<<<<

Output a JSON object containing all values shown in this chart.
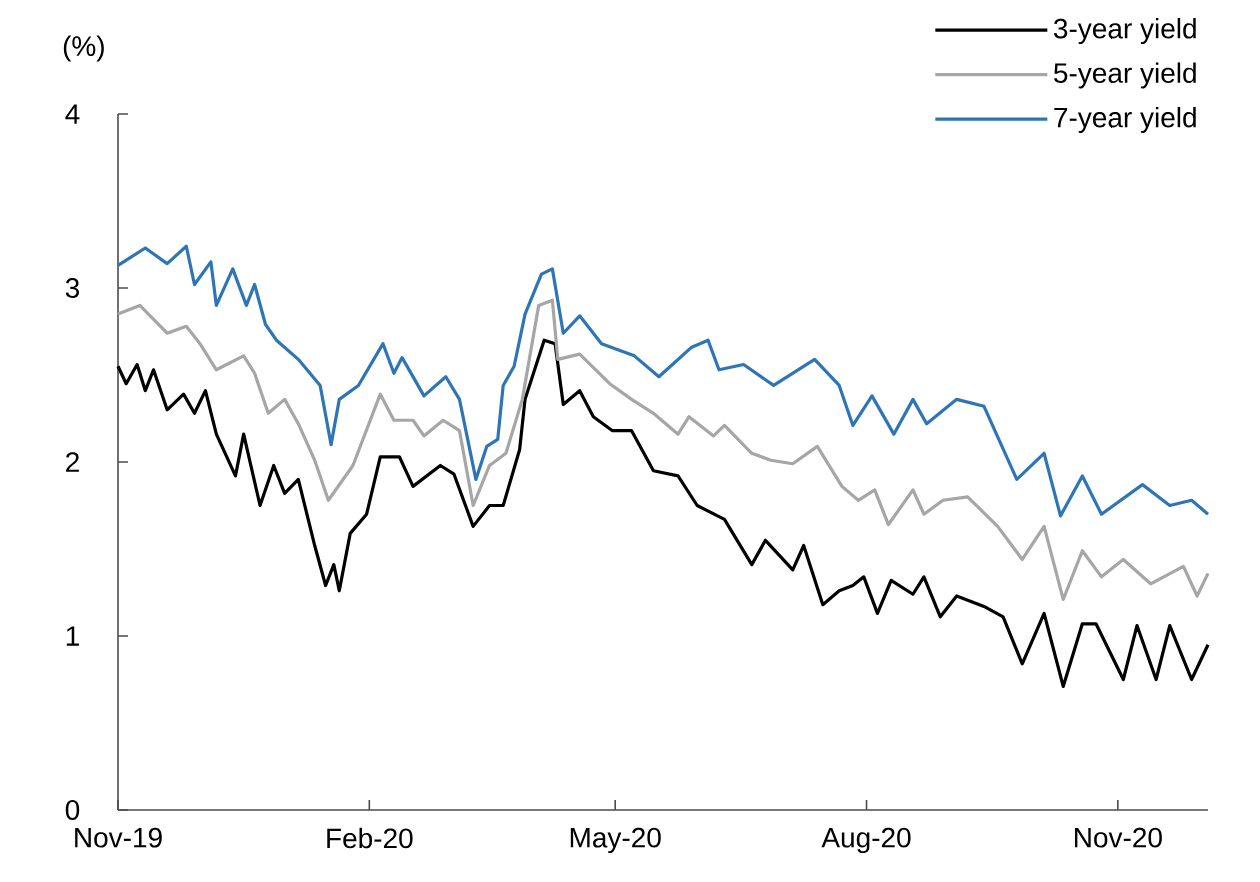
{
  "chart_data": {
    "type": "line",
    "ylabel": "(%)",
    "legend": "top right",
    "xlim": [
      "2019-11-01",
      "2020-12-04"
    ],
    "ylim": [
      0,
      4
    ],
    "yticks": [
      0,
      1,
      2,
      3,
      4
    ],
    "xticks": [
      {
        "value": "2019-11-01",
        "label": "Nov-19"
      },
      {
        "value": "2020-02-01",
        "label": "Feb-20"
      },
      {
        "value": "2020-05-01",
        "label": "May-20"
      },
      {
        "value": "2020-08-01",
        "label": "Aug-20"
      },
      {
        "value": "2020-11-01",
        "label": "Nov-20"
      }
    ],
    "series": [
      {
        "name": "3-year yield",
        "color": "#000000",
        "x": [
          "2019-11-01",
          "2019-11-04",
          "2019-11-08",
          "2019-11-11",
          "2019-11-14",
          "2019-11-19",
          "2019-11-25",
          "2019-11-29",
          "2019-12-03",
          "2019-12-07",
          "2019-12-14",
          "2019-12-17",
          "2019-12-23",
          "2019-12-28",
          "2020-01-01",
          "2020-01-06",
          "2020-01-12",
          "2020-01-16",
          "2020-01-19",
          "2020-01-21",
          "2020-01-25",
          "2020-01-31",
          "2020-02-05",
          "2020-02-12",
          "2020-02-17",
          "2020-02-27",
          "2020-03-03",
          "2020-03-10",
          "2020-03-16",
          "2020-03-21",
          "2020-03-27",
          "2020-03-29",
          "2020-04-05",
          "2020-04-09",
          "2020-04-12",
          "2020-04-18",
          "2020-04-23",
          "2020-04-30",
          "2020-05-07",
          "2020-05-15",
          "2020-05-24",
          "2020-05-31",
          "2020-06-10",
          "2020-06-20",
          "2020-06-25",
          "2020-07-05",
          "2020-07-09",
          "2020-07-16",
          "2020-07-22",
          "2020-07-27",
          "2020-07-31",
          "2020-08-05",
          "2020-08-10",
          "2020-08-18",
          "2020-08-22",
          "2020-08-28",
          "2020-09-03",
          "2020-09-13",
          "2020-09-20",
          "2020-09-27",
          "2020-10-05",
          "2020-10-12",
          "2020-10-19",
          "2020-10-24",
          "2020-11-03",
          "2020-11-08",
          "2020-11-15",
          "2020-11-20",
          "2020-11-28",
          "2020-12-04"
        ],
        "values": [
          2.55,
          2.45,
          2.56,
          2.41,
          2.53,
          2.3,
          2.39,
          2.28,
          2.41,
          2.16,
          1.92,
          2.16,
          1.75,
          1.98,
          1.82,
          1.9,
          1.52,
          1.29,
          1.41,
          1.26,
          1.59,
          1.7,
          2.03,
          2.03,
          1.86,
          1.98,
          1.93,
          1.63,
          1.75,
          1.75,
          2.07,
          2.36,
          2.7,
          2.68,
          2.33,
          2.41,
          2.26,
          2.18,
          2.18,
          1.95,
          1.92,
          1.75,
          1.67,
          1.41,
          1.55,
          1.38,
          1.52,
          1.18,
          1.26,
          1.29,
          1.34,
          1.13,
          1.32,
          1.24,
          1.34,
          1.11,
          1.23,
          1.17,
          1.11,
          0.84,
          1.13,
          0.71,
          1.07,
          1.07,
          0.75,
          1.06,
          0.75,
          1.06,
          0.75,
          0.95
        ]
      },
      {
        "name": "5-year yield",
        "color": "#a6a6a6",
        "x": [
          "2019-11-01",
          "2019-11-09",
          "2019-11-19",
          "2019-11-26",
          "2019-12-01",
          "2019-12-07",
          "2019-12-17",
          "2019-12-21",
          "2019-12-26",
          "2020-01-01",
          "2020-01-06",
          "2020-01-12",
          "2020-01-17",
          "2020-01-26",
          "2020-02-05",
          "2020-02-10",
          "2020-02-17",
          "2020-02-21",
          "2020-02-28",
          "2020-03-05",
          "2020-03-10",
          "2020-03-16",
          "2020-03-22",
          "2020-03-28",
          "2020-04-03",
          "2020-04-08",
          "2020-04-10",
          "2020-04-18",
          "2020-04-29",
          "2020-05-07",
          "2020-05-15",
          "2020-05-24",
          "2020-05-28",
          "2020-06-06",
          "2020-06-10",
          "2020-06-20",
          "2020-06-27",
          "2020-07-05",
          "2020-07-14",
          "2020-07-23",
          "2020-07-29",
          "2020-08-04",
          "2020-08-09",
          "2020-08-18",
          "2020-08-22",
          "2020-08-29",
          "2020-09-07",
          "2020-09-18",
          "2020-09-27",
          "2020-10-05",
          "2020-10-12",
          "2020-10-19",
          "2020-10-26",
          "2020-11-03",
          "2020-11-13",
          "2020-11-25",
          "2020-11-30",
          "2020-12-04"
        ],
        "values": [
          2.85,
          2.9,
          2.74,
          2.78,
          2.68,
          2.53,
          2.61,
          2.51,
          2.28,
          2.36,
          2.22,
          2.01,
          1.78,
          1.98,
          2.39,
          2.24,
          2.24,
          2.15,
          2.24,
          2.18,
          1.75,
          1.98,
          2.05,
          2.36,
          2.9,
          2.93,
          2.59,
          2.62,
          2.45,
          2.36,
          2.28,
          2.16,
          2.26,
          2.15,
          2.21,
          2.05,
          2.01,
          1.99,
          2.09,
          1.86,
          1.78,
          1.84,
          1.64,
          1.84,
          1.7,
          1.78,
          1.8,
          1.63,
          1.44,
          1.63,
          1.21,
          1.49,
          1.34,
          1.44,
          1.3,
          1.4,
          1.23,
          1.36
        ]
      },
      {
        "name": "7-year yield",
        "color": "#2e75b6",
        "x": [
          "2019-11-01",
          "2019-11-11",
          "2019-11-19",
          "2019-11-26",
          "2019-11-29",
          "2019-12-05",
          "2019-12-07",
          "2019-12-13",
          "2019-12-18",
          "2019-12-21",
          "2019-12-25",
          "2019-12-29",
          "2020-01-06",
          "2020-01-14",
          "2020-01-18",
          "2020-01-21",
          "2020-01-28",
          "2020-02-06",
          "2020-02-10",
          "2020-02-13",
          "2020-02-21",
          "2020-02-29",
          "2020-03-05",
          "2020-03-11",
          "2020-03-15",
          "2020-03-19",
          "2020-03-21",
          "2020-03-25",
          "2020-03-29",
          "2020-04-04",
          "2020-04-08",
          "2020-04-12",
          "2020-04-18",
          "2020-04-26",
          "2020-05-08",
          "2020-05-17",
          "2020-05-29",
          "2020-06-04",
          "2020-06-08",
          "2020-06-17",
          "2020-06-28",
          "2020-07-13",
          "2020-07-22",
          "2020-07-27",
          "2020-08-03",
          "2020-08-11",
          "2020-08-18",
          "2020-08-23",
          "2020-09-03",
          "2020-09-13",
          "2020-09-25",
          "2020-10-05",
          "2020-10-11",
          "2020-10-19",
          "2020-10-26",
          "2020-11-10",
          "2020-11-20",
          "2020-11-28",
          "2020-12-04"
        ],
        "values": [
          3.13,
          3.23,
          3.14,
          3.24,
          3.02,
          3.15,
          2.9,
          3.11,
          2.9,
          3.02,
          2.79,
          2.7,
          2.59,
          2.44,
          2.1,
          2.36,
          2.44,
          2.68,
          2.51,
          2.6,
          2.38,
          2.49,
          2.36,
          1.9,
          2.09,
          2.13,
          2.44,
          2.55,
          2.85,
          3.08,
          3.11,
          2.74,
          2.84,
          2.68,
          2.61,
          2.49,
          2.66,
          2.7,
          2.53,
          2.56,
          2.44,
          2.59,
          2.44,
          2.21,
          2.38,
          2.16,
          2.36,
          2.22,
          2.36,
          2.32,
          1.9,
          2.05,
          1.69,
          1.92,
          1.7,
          1.87,
          1.75,
          1.78,
          1.7
        ]
      }
    ]
  }
}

>>>>

Stated task — Write out each entry exactly as given, but skip the pictures.

Solution —
Output a JSON object containing all values shown in this chart.
{
  "chart_data": {
    "type": "line",
    "ylabel": "(%)",
    "legend": "top right",
    "xlim": [
      "2019-11-01",
      "2020-12-04"
    ],
    "ylim": [
      0,
      4
    ],
    "yticks": [
      0,
      1,
      2,
      3,
      4
    ],
    "xticks": [
      {
        "value": "2019-11-01",
        "label": "Nov-19"
      },
      {
        "value": "2020-02-01",
        "label": "Feb-20"
      },
      {
        "value": "2020-05-01",
        "label": "May-20"
      },
      {
        "value": "2020-08-01",
        "label": "Aug-20"
      },
      {
        "value": "2020-11-01",
        "label": "Nov-20"
      }
    ],
    "series": [
      {
        "name": "3-year yield",
        "color": "#000000",
        "x": [
          "2019-11-01",
          "2019-11-04",
          "2019-11-08",
          "2019-11-11",
          "2019-11-14",
          "2019-11-19",
          "2019-11-25",
          "2019-11-29",
          "2019-12-03",
          "2019-12-07",
          "2019-12-14",
          "2019-12-17",
          "2019-12-23",
          "2019-12-28",
          "2020-01-01",
          "2020-01-06",
          "2020-01-12",
          "2020-01-16",
          "2020-01-19",
          "2020-01-21",
          "2020-01-25",
          "2020-01-31",
          "2020-02-05",
          "2020-02-12",
          "2020-02-17",
          "2020-02-27",
          "2020-03-03",
          "2020-03-10",
          "2020-03-16",
          "2020-03-21",
          "2020-03-27",
          "2020-03-29",
          "2020-04-05",
          "2020-04-09",
          "2020-04-12",
          "2020-04-18",
          "2020-04-23",
          "2020-04-30",
          "2020-05-07",
          "2020-05-15",
          "2020-05-24",
          "2020-05-31",
          "2020-06-10",
          "2020-06-20",
          "2020-06-25",
          "2020-07-05",
          "2020-07-09",
          "2020-07-16",
          "2020-07-22",
          "2020-07-27",
          "2020-07-31",
          "2020-08-05",
          "2020-08-10",
          "2020-08-18",
          "2020-08-22",
          "2020-08-28",
          "2020-09-03",
          "2020-09-13",
          "2020-09-20",
          "2020-09-27",
          "2020-10-05",
          "2020-10-12",
          "2020-10-19",
          "2020-10-24",
          "2020-11-03",
          "2020-11-08",
          "2020-11-15",
          "2020-11-20",
          "2020-11-28",
          "2020-12-04"
        ],
        "values": [
          2.55,
          2.45,
          2.56,
          2.41,
          2.53,
          2.3,
          2.39,
          2.28,
          2.41,
          2.16,
          1.92,
          2.16,
          1.75,
          1.98,
          1.82,
          1.9,
          1.52,
          1.29,
          1.41,
          1.26,
          1.59,
          1.7,
          2.03,
          2.03,
          1.86,
          1.98,
          1.93,
          1.63,
          1.75,
          1.75,
          2.07,
          2.36,
          2.7,
          2.68,
          2.33,
          2.41,
          2.26,
          2.18,
          2.18,
          1.95,
          1.92,
          1.75,
          1.67,
          1.41,
          1.55,
          1.38,
          1.52,
          1.18,
          1.26,
          1.29,
          1.34,
          1.13,
          1.32,
          1.24,
          1.34,
          1.11,
          1.23,
          1.17,
          1.11,
          0.84,
          1.13,
          0.71,
          1.07,
          1.07,
          0.75,
          1.06,
          0.75,
          1.06,
          0.75,
          0.95
        ]
      },
      {
        "name": "5-year yield",
        "color": "#a6a6a6",
        "x": [
          "2019-11-01",
          "2019-11-09",
          "2019-11-19",
          "2019-11-26",
          "2019-12-01",
          "2019-12-07",
          "2019-12-17",
          "2019-12-21",
          "2019-12-26",
          "2020-01-01",
          "2020-01-06",
          "2020-01-12",
          "2020-01-17",
          "2020-01-26",
          "2020-02-05",
          "2020-02-10",
          "2020-02-17",
          "2020-02-21",
          "2020-02-28",
          "2020-03-05",
          "2020-03-10",
          "2020-03-16",
          "2020-03-22",
          "2020-03-28",
          "2020-04-03",
          "2020-04-08",
          "2020-04-10",
          "2020-04-18",
          "2020-04-29",
          "2020-05-07",
          "2020-05-15",
          "2020-05-24",
          "2020-05-28",
          "2020-06-06",
          "2020-06-10",
          "2020-06-20",
          "2020-06-27",
          "2020-07-05",
          "2020-07-14",
          "2020-07-23",
          "2020-07-29",
          "2020-08-04",
          "2020-08-09",
          "2020-08-18",
          "2020-08-22",
          "2020-08-29",
          "2020-09-07",
          "2020-09-18",
          "2020-09-27",
          "2020-10-05",
          "2020-10-12",
          "2020-10-19",
          "2020-10-26",
          "2020-11-03",
          "2020-11-13",
          "2020-11-25",
          "2020-11-30",
          "2020-12-04"
        ],
        "values": [
          2.85,
          2.9,
          2.74,
          2.78,
          2.68,
          2.53,
          2.61,
          2.51,
          2.28,
          2.36,
          2.22,
          2.01,
          1.78,
          1.98,
          2.39,
          2.24,
          2.24,
          2.15,
          2.24,
          2.18,
          1.75,
          1.98,
          2.05,
          2.36,
          2.9,
          2.93,
          2.59,
          2.62,
          2.45,
          2.36,
          2.28,
          2.16,
          2.26,
          2.15,
          2.21,
          2.05,
          2.01,
          1.99,
          2.09,
          1.86,
          1.78,
          1.84,
          1.64,
          1.84,
          1.7,
          1.78,
          1.8,
          1.63,
          1.44,
          1.63,
          1.21,
          1.49,
          1.34,
          1.44,
          1.3,
          1.4,
          1.23,
          1.36
        ]
      },
      {
        "name": "7-year yield",
        "color": "#2e75b6",
        "x": [
          "2019-11-01",
          "2019-11-11",
          "2019-11-19",
          "2019-11-26",
          "2019-11-29",
          "2019-12-05",
          "2019-12-07",
          "2019-12-13",
          "2019-12-18",
          "2019-12-21",
          "2019-12-25",
          "2019-12-29",
          "2020-01-06",
          "2020-01-14",
          "2020-01-18",
          "2020-01-21",
          "2020-01-28",
          "2020-02-06",
          "2020-02-10",
          "2020-02-13",
          "2020-02-21",
          "2020-02-29",
          "2020-03-05",
          "2020-03-11",
          "2020-03-15",
          "2020-03-19",
          "2020-03-21",
          "2020-03-25",
          "2020-03-29",
          "2020-04-04",
          "2020-04-08",
          "2020-04-12",
          "2020-04-18",
          "2020-04-26",
          "2020-05-08",
          "2020-05-17",
          "2020-05-29",
          "2020-06-04",
          "2020-06-08",
          "2020-06-17",
          "2020-06-28",
          "2020-07-13",
          "2020-07-22",
          "2020-07-27",
          "2020-08-03",
          "2020-08-11",
          "2020-08-18",
          "2020-08-23",
          "2020-09-03",
          "2020-09-13",
          "2020-09-25",
          "2020-10-05",
          "2020-10-11",
          "2020-10-19",
          "2020-10-26",
          "2020-11-10",
          "2020-11-20",
          "2020-11-28",
          "2020-12-04"
        ],
        "values": [
          3.13,
          3.23,
          3.14,
          3.24,
          3.02,
          3.15,
          2.9,
          3.11,
          2.9,
          3.02,
          2.79,
          2.7,
          2.59,
          2.44,
          2.1,
          2.36,
          2.44,
          2.68,
          2.51,
          2.6,
          2.38,
          2.49,
          2.36,
          1.9,
          2.09,
          2.13,
          2.44,
          2.55,
          2.85,
          3.08,
          3.11,
          2.74,
          2.84,
          2.68,
          2.61,
          2.49,
          2.66,
          2.7,
          2.53,
          2.56,
          2.44,
          2.59,
          2.44,
          2.21,
          2.38,
          2.16,
          2.36,
          2.22,
          2.36,
          2.32,
          1.9,
          2.05,
          1.69,
          1.92,
          1.7,
          1.87,
          1.75,
          1.78,
          1.7
        ]
      }
    ]
  }
}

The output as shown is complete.